STATED TASK
Of all the lines here, how many include the string "Geuning"? Answer with the number only.

PROVIDED MATERIAL
>>>

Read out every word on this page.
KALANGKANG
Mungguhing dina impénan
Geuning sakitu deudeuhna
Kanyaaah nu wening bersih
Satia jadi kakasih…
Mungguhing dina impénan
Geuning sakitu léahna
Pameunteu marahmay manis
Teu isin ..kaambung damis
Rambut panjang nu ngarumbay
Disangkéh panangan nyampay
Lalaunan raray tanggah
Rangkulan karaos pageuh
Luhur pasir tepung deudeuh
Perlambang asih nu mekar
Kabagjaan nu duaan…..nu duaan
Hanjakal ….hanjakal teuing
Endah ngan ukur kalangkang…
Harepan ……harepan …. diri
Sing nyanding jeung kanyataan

<<<

CORRECT RESPONSE
2